TASK DIRECTIONS =>
Type out all the records word for word. Any pictures are to be left out.

# Start of EXERCISE MATERIALS

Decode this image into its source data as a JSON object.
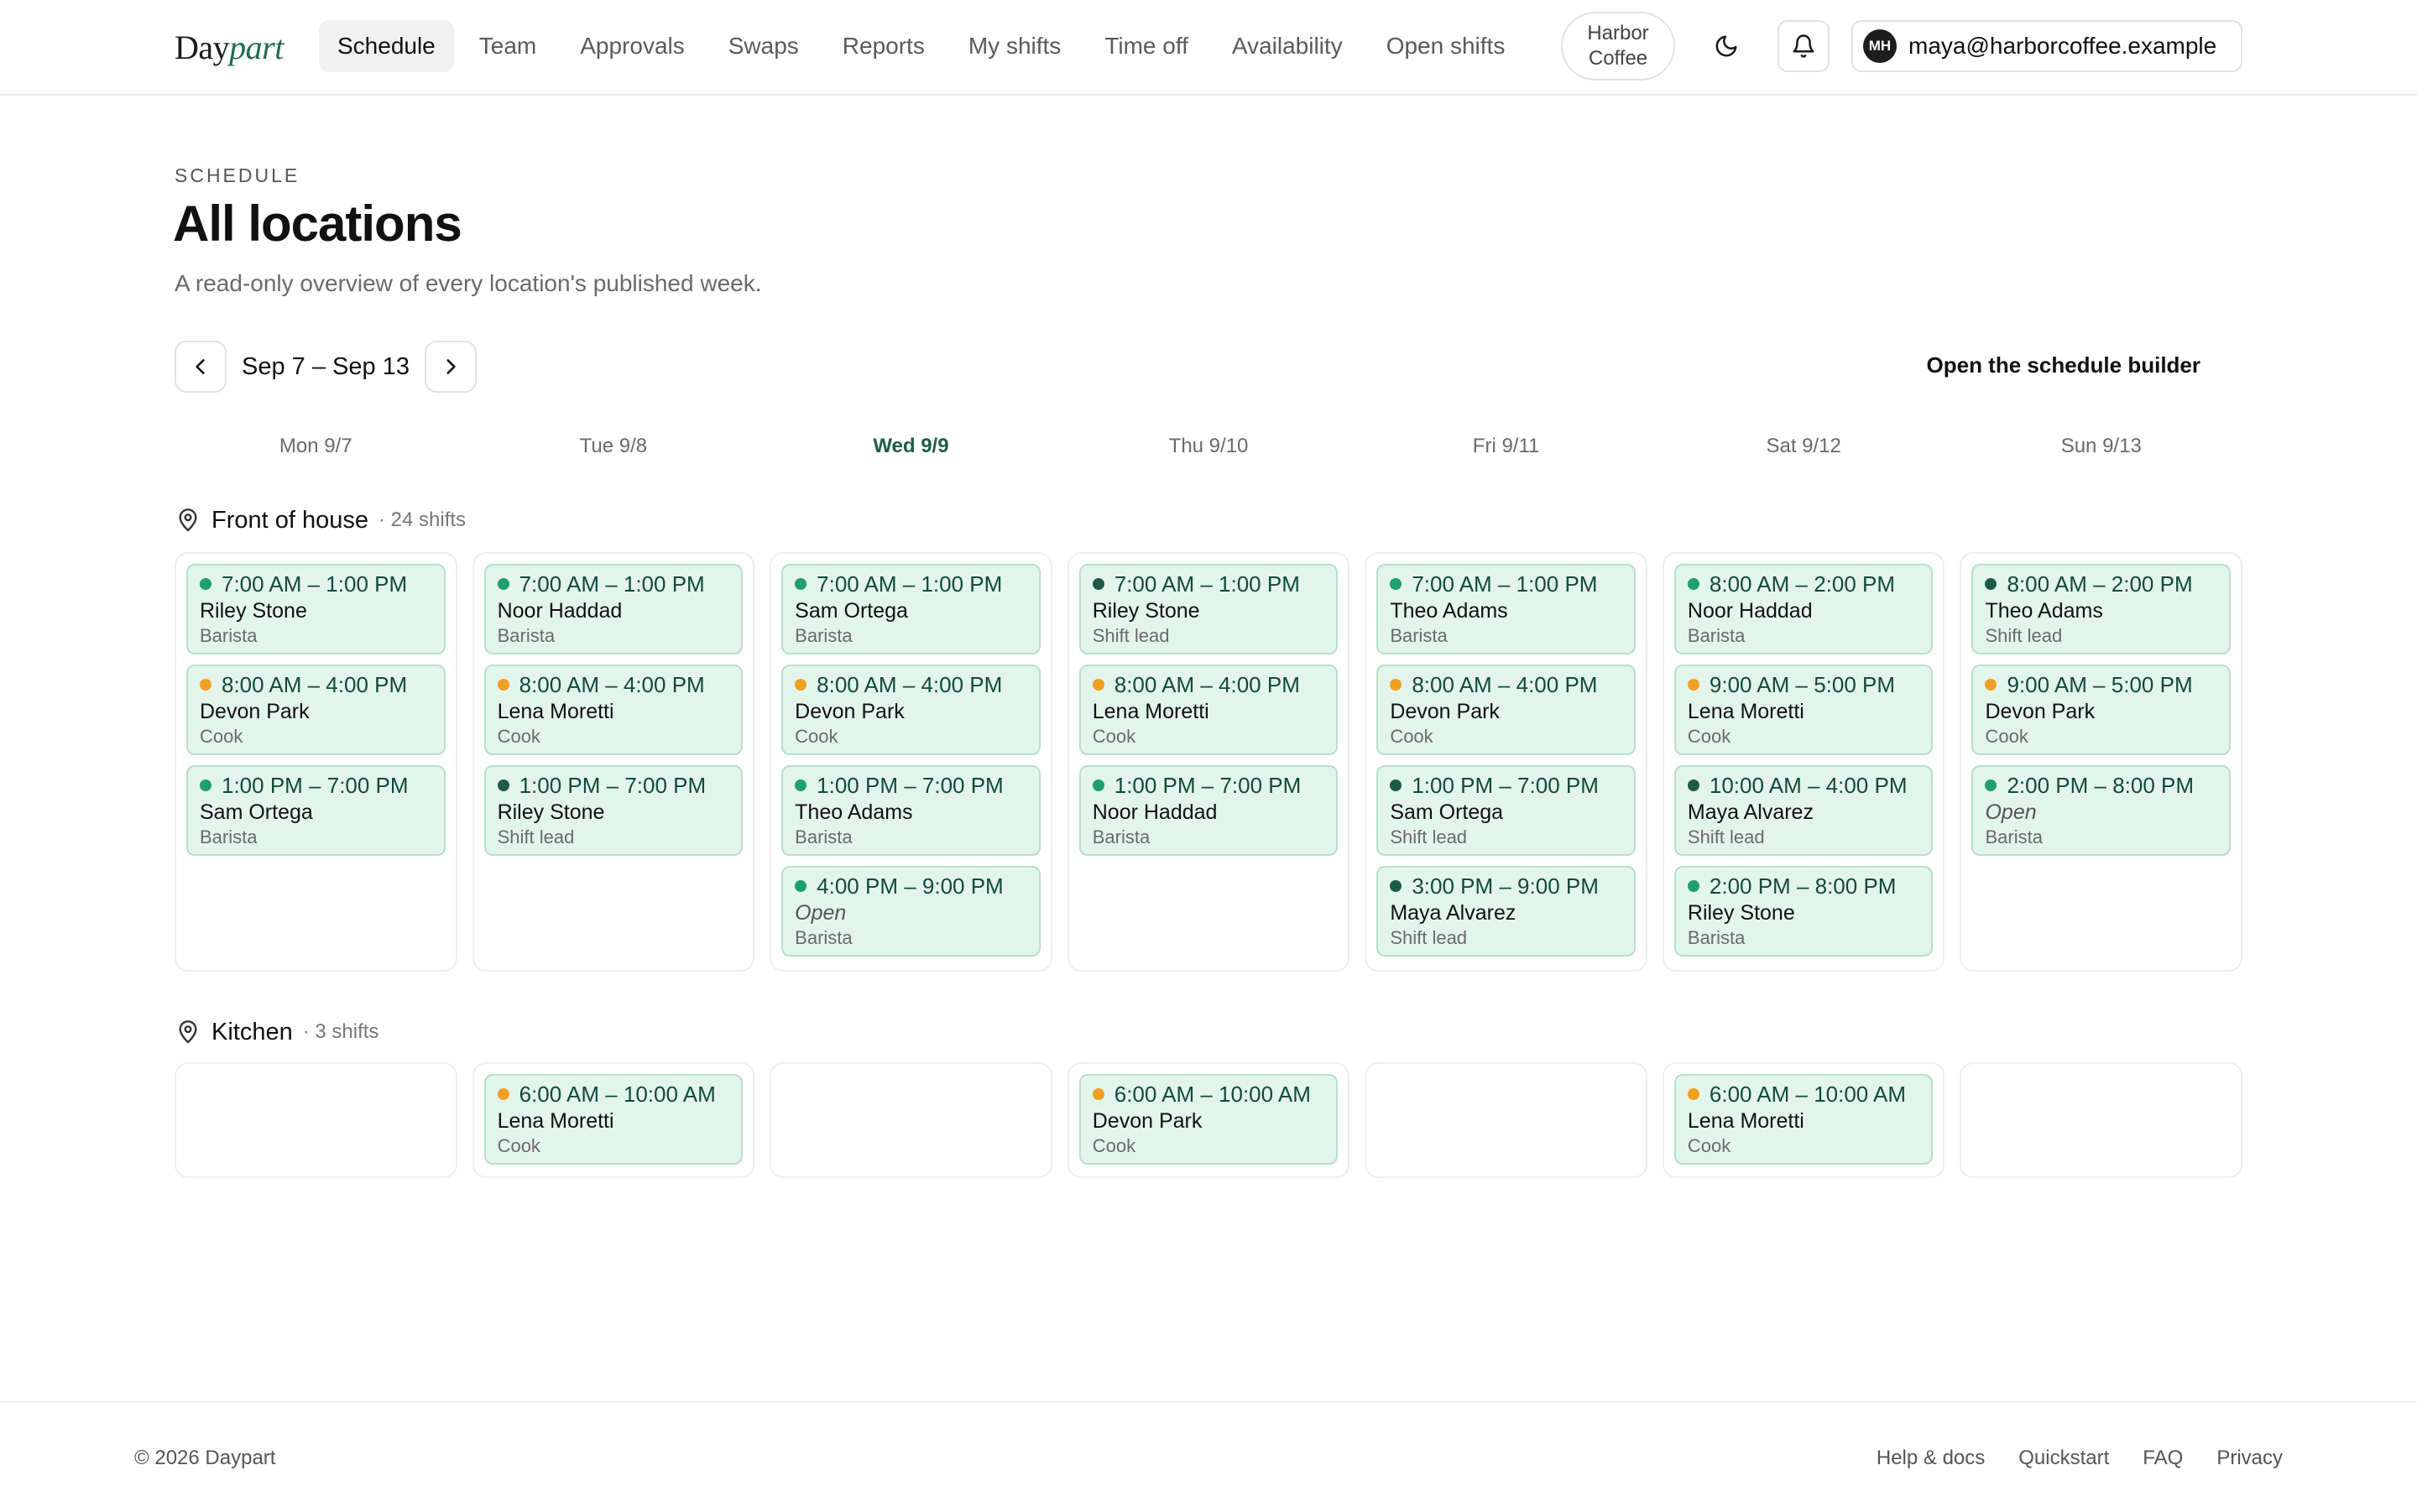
{
  "brand": {
    "part1": "Day",
    "part2": "part"
  },
  "nav": {
    "items": [
      "Schedule",
      "Team",
      "Approvals",
      "Swaps",
      "Reports",
      "My shifts",
      "Time off",
      "Availability",
      "Open shifts"
    ],
    "active": 0
  },
  "tenant": {
    "name": "Harbor Coffee"
  },
  "user": {
    "initials": "MH",
    "email": "maya@harborcoffee.example"
  },
  "page": {
    "eyebrow": "SCHEDULE",
    "title": "All locations",
    "subtitle": "A read-only overview of every location's published week."
  },
  "week": {
    "label": "Sep 7 – Sep 13",
    "builder_link": "Open the schedule builder"
  },
  "days": [
    {
      "label": "Mon 9/7",
      "today": false
    },
    {
      "label": "Tue 9/8",
      "today": false
    },
    {
      "label": "Wed 9/9",
      "today": true
    },
    {
      "label": "Thu 9/10",
      "today": false
    },
    {
      "label": "Fri 9/11",
      "today": false
    },
    {
      "label": "Sat 9/12",
      "today": false
    },
    {
      "label": "Sun 9/13",
      "today": false
    }
  ],
  "colors": {
    "barista": "#1f9e6e",
    "cook": "#f0a020",
    "lead": "#1d5a48"
  },
  "sections": [
    {
      "name": "Front of house",
      "count": "· 24 shifts",
      "columns": [
        [
          {
            "time": "7:00 AM – 1:00 PM",
            "name": "Riley Stone",
            "role": "Barista",
            "open": false
          },
          {
            "time": "8:00 AM – 4:00 PM",
            "name": "Devon Park",
            "role": "Cook",
            "open": false
          },
          {
            "time": "1:00 PM – 7:00 PM",
            "name": "Sam Ortega",
            "role": "Barista",
            "open": false
          }
        ],
        [
          {
            "time": "7:00 AM – 1:00 PM",
            "name": "Noor Haddad",
            "role": "Barista",
            "open": false
          },
          {
            "time": "8:00 AM – 4:00 PM",
            "name": "Lena Moretti",
            "role": "Cook",
            "open": false
          },
          {
            "time": "1:00 PM – 7:00 PM",
            "name": "Riley Stone",
            "role": "Shift lead",
            "open": false
          }
        ],
        [
          {
            "time": "7:00 AM – 1:00 PM",
            "name": "Sam Ortega",
            "role": "Barista",
            "open": false
          },
          {
            "time": "8:00 AM – 4:00 PM",
            "name": "Devon Park",
            "role": "Cook",
            "open": false
          },
          {
            "time": "1:00 PM – 7:00 PM",
            "name": "Theo Adams",
            "role": "Barista",
            "open": false
          },
          {
            "time": "4:00 PM – 9:00 PM",
            "name": "Open",
            "role": "Barista",
            "open": true
          }
        ],
        [
          {
            "time": "7:00 AM – 1:00 PM",
            "name": "Riley Stone",
            "role": "Shift lead",
            "open": false
          },
          {
            "time": "8:00 AM – 4:00 PM",
            "name": "Lena Moretti",
            "role": "Cook",
            "open": false
          },
          {
            "time": "1:00 PM – 7:00 PM",
            "name": "Noor Haddad",
            "role": "Barista",
            "open": false
          }
        ],
        [
          {
            "time": "7:00 AM – 1:00 PM",
            "name": "Theo Adams",
            "role": "Barista",
            "open": false
          },
          {
            "time": "8:00 AM – 4:00 PM",
            "name": "Devon Park",
            "role": "Cook",
            "open": false
          },
          {
            "time": "1:00 PM – 7:00 PM",
            "name": "Sam Ortega",
            "role": "Shift lead",
            "open": false
          },
          {
            "time": "3:00 PM – 9:00 PM",
            "name": "Maya Alvarez",
            "role": "Shift lead",
            "open": false
          }
        ],
        [
          {
            "time": "8:00 AM – 2:00 PM",
            "name": "Noor Haddad",
            "role": "Barista",
            "open": false
          },
          {
            "time": "9:00 AM – 5:00 PM",
            "name": "Lena Moretti",
            "role": "Cook",
            "open": false
          },
          {
            "time": "10:00 AM – 4:00 PM",
            "name": "Maya Alvarez",
            "role": "Shift lead",
            "open": false
          },
          {
            "time": "2:00 PM – 8:00 PM",
            "name": "Riley Stone",
            "role": "Barista",
            "open": false
          }
        ],
        [
          {
            "time": "8:00 AM – 2:00 PM",
            "name": "Theo Adams",
            "role": "Shift lead",
            "open": false
          },
          {
            "time": "9:00 AM – 5:00 PM",
            "name": "Devon Park",
            "role": "Cook",
            "open": false
          },
          {
            "time": "2:00 PM – 8:00 PM",
            "name": "Open",
            "role": "Barista",
            "open": true
          }
        ]
      ]
    },
    {
      "name": "Kitchen",
      "count": "· 3 shifts",
      "columns": [
        [],
        [
          {
            "time": "6:00 AM – 10:00 AM",
            "name": "Lena Moretti",
            "role": "Cook",
            "open": false
          }
        ],
        [],
        [
          {
            "time": "6:00 AM – 10:00 AM",
            "name": "Devon Park",
            "role": "Cook",
            "open": false
          }
        ],
        [],
        [
          {
            "time": "6:00 AM – 10:00 AM",
            "name": "Lena Moretti",
            "role": "Cook",
            "open": false
          }
        ],
        []
      ]
    }
  ],
  "footer": {
    "copyright": "© 2026 Daypart",
    "links": [
      "Help & docs",
      "Quickstart",
      "FAQ",
      "Privacy"
    ]
  }
}
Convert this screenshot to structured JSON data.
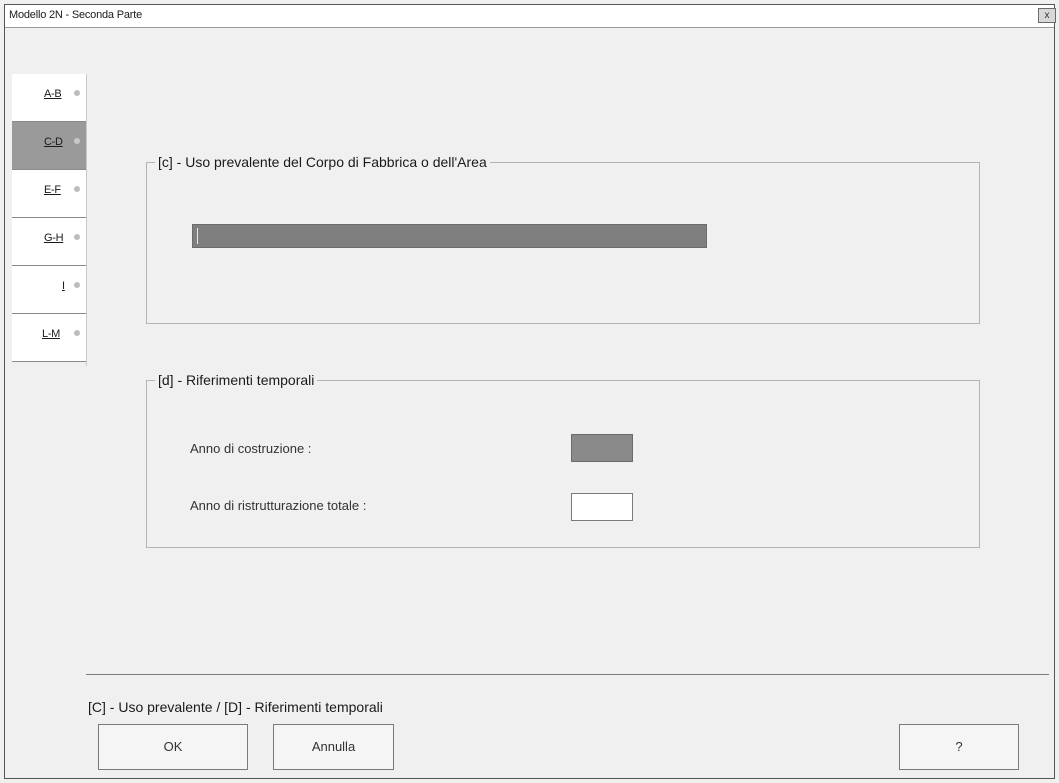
{
  "window": {
    "title": "Modello 2N - Seconda Parte",
    "close_glyph": "x"
  },
  "tabs": [
    {
      "label": "A-B",
      "selected": false
    },
    {
      "label": "C-D",
      "selected": true
    },
    {
      "label": "E-F",
      "selected": false
    },
    {
      "label": "G-H",
      "selected": false
    },
    {
      "label": "I",
      "selected": false
    },
    {
      "label": "L-M",
      "selected": false
    }
  ],
  "section_c": {
    "legend": "[c] - Uso prevalente del Corpo di Fabbrica o dell'Area",
    "field_value": ""
  },
  "section_d": {
    "legend": "[d] - Riferimenti temporali",
    "anno_costruzione_label": "Anno di costruzione :",
    "anno_costruzione_value": "",
    "anno_ristrutturazione_label": "Anno di ristrutturazione totale :",
    "anno_ristrutturazione_value": ""
  },
  "status": {
    "text": "[C] - Uso prevalente / [D] - Riferimenti temporali"
  },
  "buttons": {
    "ok": "OK",
    "annulla": "Annulla",
    "help": "?"
  },
  "colors": {
    "selected_tab": "#9a9a9a",
    "disabled_field": "#7f7f7f",
    "background": "#f0f0f0"
  }
}
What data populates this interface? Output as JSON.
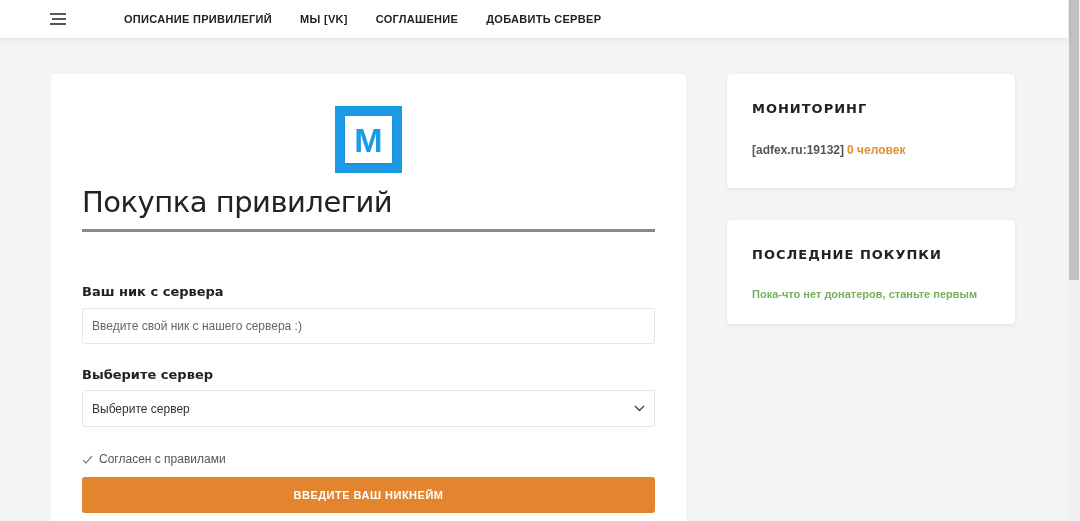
{
  "nav": {
    "items": [
      {
        "label": "ОПИСАНИЕ ПРИВИЛЕГИЙ"
      },
      {
        "label": "МЫ [VK]"
      },
      {
        "label": "СОГЛАШЕНИЕ"
      },
      {
        "label": "ДОБАВИТЬ СЕРВЕР"
      }
    ]
  },
  "main": {
    "logo_letter": "M",
    "title": "Покупка привилегий",
    "nick": {
      "label": "Ваш ник с сервера",
      "placeholder": "Введите свой ник с нашего сервера :)"
    },
    "server": {
      "label": "Выберите сервер",
      "value": "Выберите сервер"
    },
    "agree": {
      "label": "Согласен с правилами",
      "checked": true
    },
    "submit": "ВВЕДИТЕ ВАШ НИКНЕЙМ"
  },
  "monitoring": {
    "title": "МОНИТОРИНГ",
    "server": "[adfex.ru:19132]",
    "players": "0 человек"
  },
  "purchases": {
    "title": "ПОСЛЕДНИЕ ПОКУПКИ",
    "empty_text": "Пока-что нет донатеров, станьте первым"
  }
}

# End of EXERCISE MATERIALS

WRITTEN RESPONSE =>
Decode this image into its source data as a JSON object.
{
  "brand": {
    "part1": "Day",
    "part2": "part"
  },
  "nav": {
    "items": [
      "Schedule",
      "Team",
      "Approvals",
      "Swaps",
      "Reports",
      "My shifts",
      "Time off",
      "Availability",
      "Open shifts"
    ],
    "active": 0
  },
  "tenant": {
    "name": "Harbor Coffee"
  },
  "user": {
    "initials": "MH",
    "email": "maya@harborcoffee.example"
  },
  "page": {
    "eyebrow": "SCHEDULE",
    "title": "All locations",
    "subtitle": "A read-only overview of every location's published week."
  },
  "week": {
    "label": "Sep 7 – Sep 13",
    "builder_link": "Open the schedule builder"
  },
  "days": [
    {
      "label": "Mon 9/7",
      "today": false
    },
    {
      "label": "Tue 9/8",
      "today": false
    },
    {
      "label": "Wed 9/9",
      "today": true
    },
    {
      "label": "Thu 9/10",
      "today": false
    },
    {
      "label": "Fri 9/11",
      "today": false
    },
    {
      "label": "Sat 9/12",
      "today": false
    },
    {
      "label": "Sun 9/13",
      "today": false
    }
  ],
  "colors": {
    "barista": "#1f9e6e",
    "cook": "#f0a020",
    "lead": "#1d5a48"
  },
  "sections": [
    {
      "name": "Front of house",
      "count": "· 24 shifts",
      "columns": [
        [
          {
            "time": "7:00 AM – 1:00 PM",
            "name": "Riley Stone",
            "role": "Barista",
            "open": false
          },
          {
            "time": "8:00 AM – 4:00 PM",
            "name": "Devon Park",
            "role": "Cook",
            "open": false
          },
          {
            "time": "1:00 PM – 7:00 PM",
            "name": "Sam Ortega",
            "role": "Barista",
            "open": false
          }
        ],
        [
          {
            "time": "7:00 AM – 1:00 PM",
            "name": "Noor Haddad",
            "role": "Barista",
            "open": false
          },
          {
            "time": "8:00 AM – 4:00 PM",
            "name": "Lena Moretti",
            "role": "Cook",
            "open": false
          },
          {
            "time": "1:00 PM – 7:00 PM",
            "name": "Riley Stone",
            "role": "Shift lead",
            "open": false
          }
        ],
        [
          {
            "time": "7:00 AM – 1:00 PM",
            "name": "Sam Ortega",
            "role": "Barista",
            "open": false
          },
          {
            "time": "8:00 AM – 4:00 PM",
            "name": "Devon Park",
            "role": "Cook",
            "open": false
          },
          {
            "time": "1:00 PM – 7:00 PM",
            "name": "Theo Adams",
            "role": "Barista",
            "open": false
          },
          {
            "time": "4:00 PM – 9:00 PM",
            "name": "Open",
            "role": "Barista",
            "open": true
          }
        ],
        [
          {
            "time": "7:00 AM – 1:00 PM",
            "name": "Riley Stone",
            "role": "Shift lead",
            "open": false
          },
          {
            "time": "8:00 AM – 4:00 PM",
            "name": "Lena Moretti",
            "role": "Cook",
            "open": false
          },
          {
            "time": "1:00 PM – 7:00 PM",
            "name": "Noor Haddad",
            "role": "Barista",
            "open": false
          }
        ],
        [
          {
            "time": "7:00 AM – 1:00 PM",
            "name": "Theo Adams",
            "role": "Barista",
            "open": false
          },
          {
            "time": "8:00 AM – 4:00 PM",
            "name": "Devon Park",
            "role": "Cook",
            "open": false
          },
          {
            "time": "1:00 PM – 7:00 PM",
            "name": "Sam Ortega",
            "role": "Shift lead",
            "open": false
          },
          {
            "time": "3:00 PM – 9:00 PM",
            "name": "Maya Alvarez",
            "role": "Shift lead",
            "open": false
          }
        ],
        [
          {
            "time": "8:00 AM – 2:00 PM",
            "name": "Noor Haddad",
            "role": "Barista",
            "open": false
          },
          {
            "time": "9:00 AM – 5:00 PM",
            "name": "Lena Moretti",
            "role": "Cook",
            "open": false
          },
          {
            "time": "10:00 AM – 4:00 PM",
            "name": "Maya Alvarez",
            "role": "Shift lead",
            "open": false
          },
          {
            "time": "2:00 PM – 8:00 PM",
            "name": "Riley Stone",
            "role": "Barista",
            "open": false
          }
        ],
        [
          {
            "time": "8:00 AM – 2:00 PM",
            "name": "Theo Adams",
            "role": "Shift lead",
            "open": false
          },
          {
            "time": "9:00 AM – 5:00 PM",
            "name": "Devon Park",
            "role": "Cook",
            "open": false
          },
          {
            "time": "2:00 PM – 8:00 PM",
            "name": "Open",
            "role": "Barista",
            "open": true
          }
        ]
      ]
    },
    {
      "name": "Kitchen",
      "count": "· 3 shifts",
      "columns": [
        [],
        [
          {
            "time": "6:00 AM – 10:00 AM",
            "name": "Lena Moretti",
            "role": "Cook",
            "open": false
          }
        ],
        [],
        [
          {
            "time": "6:00 AM – 10:00 AM",
            "name": "Devon Park",
            "role": "Cook",
            "open": false
          }
        ],
        [],
        [
          {
            "time": "6:00 AM – 10:00 AM",
            "name": "Lena Moretti",
            "role": "Cook",
            "open": false
          }
        ],
        []
      ]
    }
  ],
  "footer": {
    "copyright": "© 2026 Daypart",
    "links": [
      "Help & docs",
      "Quickstart",
      "FAQ",
      "Privacy"
    ]
  }
}
Convert this screenshot to structured JSON data.
{
  "window": {
    "title": "Modello 2N - Seconda Parte",
    "close_glyph": "x"
  },
  "tabs": [
    {
      "label": "A-B",
      "selected": false
    },
    {
      "label": "C-D",
      "selected": true
    },
    {
      "label": "E-F",
      "selected": false
    },
    {
      "label": "G-H",
      "selected": false
    },
    {
      "label": "I",
      "selected": false
    },
    {
      "label": "L-M",
      "selected": false
    }
  ],
  "section_c": {
    "legend": "[c] - Uso prevalente del Corpo di Fabbrica o dell'Area",
    "field_value": ""
  },
  "section_d": {
    "legend": "[d] - Riferimenti temporali",
    "anno_costruzione_label": "Anno di costruzione :",
    "anno_costruzione_value": "",
    "anno_ristrutturazione_label": "Anno di ristrutturazione totale :",
    "anno_ristrutturazione_value": ""
  },
  "status": {
    "text": "[C] - Uso prevalente / [D] - Riferimenti temporali"
  },
  "buttons": {
    "ok": "OK",
    "annulla": "Annulla",
    "help": "?"
  },
  "colors": {
    "selected_tab": "#9a9a9a",
    "disabled_field": "#7f7f7f",
    "background": "#f0f0f0"
  }
}
What data populates this interface? Output as JSON.
{
  "nav": {
    "items": [
      {
        "label": "ОПИСАНИЕ ПРИВИЛЕГИЙ"
      },
      {
        "label": "МЫ [VK]"
      },
      {
        "label": "СОГЛАШЕНИЕ"
      },
      {
        "label": "ДОБАВИТЬ СЕРВЕР"
      }
    ]
  },
  "main": {
    "logo_letter": "M",
    "title": "Покупка привилегий",
    "nick": {
      "label": "Ваш ник с сервера",
      "placeholder": "Введите свой ник с нашего сервера :)"
    },
    "server": {
      "label": "Выберите сервер",
      "value": "Выберите сервер"
    },
    "agree": {
      "label": "Согласен с правилами",
      "checked": true
    },
    "submit": "ВВЕДИТЕ ВАШ НИКНЕЙМ"
  },
  "monitoring": {
    "title": "МОНИТОРИНГ",
    "server": "[adfex.ru:19132]",
    "players": "0 человек"
  },
  "purchases": {
    "title": "ПОСЛЕДНИЕ ПОКУПКИ",
    "empty_text": "Пока-что нет донатеров, станьте первым"
  }
}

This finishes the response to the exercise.